**DOCUMENT SEGMENT:**

I should perhaps have said "lower-boundedness" of energy.

PeterDonis said:
These are interesting consequences of the field equation given certain assumptions. I'm not sure how they are additional physical principles, though.
I didn't mean the Raychaudhuri equations by themselves are additional physical principles, only that the combination of properties of energy-stress-momentum, combined with these equations, etc, etc, leads to interesting singularity theorems. Mathematical singularities show that our equations and principles are missing something.

PeterDonis said:
Actually, if you take Hilbert's route of deriving the Einstein Field Equation from a Lagrangian, the cosmological constant should be there, since its term in the Lagrangian satisfies the requirements of the derivation (no derivatives of the metric higher than second).
... in which case you've already added another principle.
 
  • #12
strangerep said:
in which case there must be some additional physical principle, (a kind of superselection rule) that excludes those time-reversed solutions from our physical experience.
No, just initial conditions. Unless you are going to take the position that, absent some other physical principle, we should expect every solution of whatever theory of physics we have to actually be realized.

strangerep said:
I should perhaps have said "lower-boundedness" of energy.
Hm, I see. I take it you are thinking of something like the requirement in quantum theory that the Hamiltonian should be bounded below? Yes, that would be an additional principle, but then the question is whether it involves "gravitation". Which I guess depends on what position one takes on whether we should expect gravity to be quantized.

strangerep said:
Mathematical singularities show that our equations and principles are missing something.
Ah, got it. Yes, in that sense I agree, the fact that solutions that appear to be physically relevant have singularities is a strong indication that GR is incomplete.

strangerep said:
in which case you've already added another principle.
It was already there; Hilbert's derivation was published in 1915, the same year as the field equation. Perhaps that would be one response to the OP's question.
 
  • #13
PeterDonis said:
No, just initial conditions. Unless you are going to take the position that, absent some other physical principle, we should expect every solution of whatever theory of physics we have to actually be realized.

**MATERIAL PROVIDED:**

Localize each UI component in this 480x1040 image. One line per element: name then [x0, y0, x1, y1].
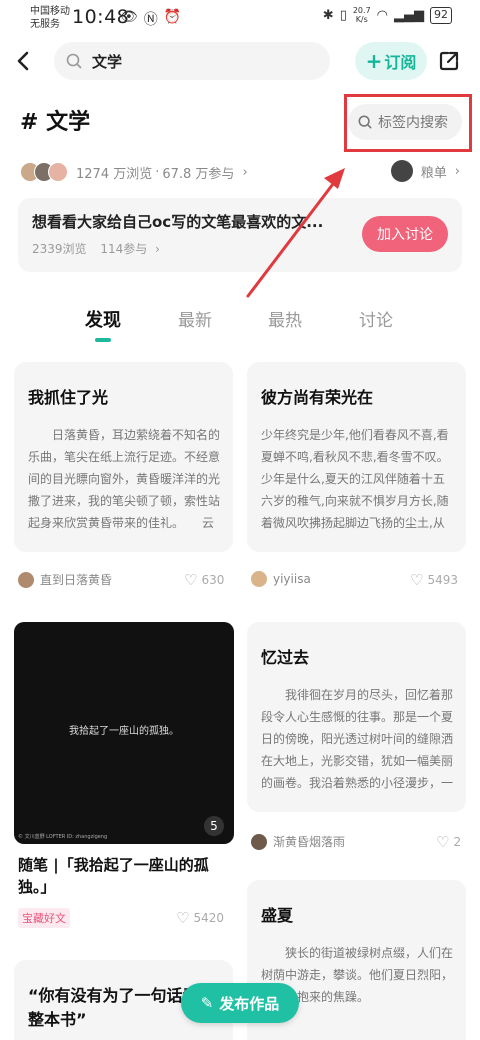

**PROBLEM DESCRIPTION:** Decide whether each statement below agrees with the thread on gravitation, answering yes or no and quoting the words of the thread that settle it. 1. Hilbert's derivation was published in the same year as the field equation. 2. The Raychaudhuri equations by themselves are meant as additional physical principles. 3. The cosmological constant's term in the Lagrangian contains derivatives of the metric higher than second.

**SOLUTION:**
1. Yes: "Hilbert's derivation was published in 1915, the same year as the field equation."
2. No: "I didn't mean the Raychaudhuri equations by themselves are additional physical principles"
3. No: "no derivatives of the metric higher than second"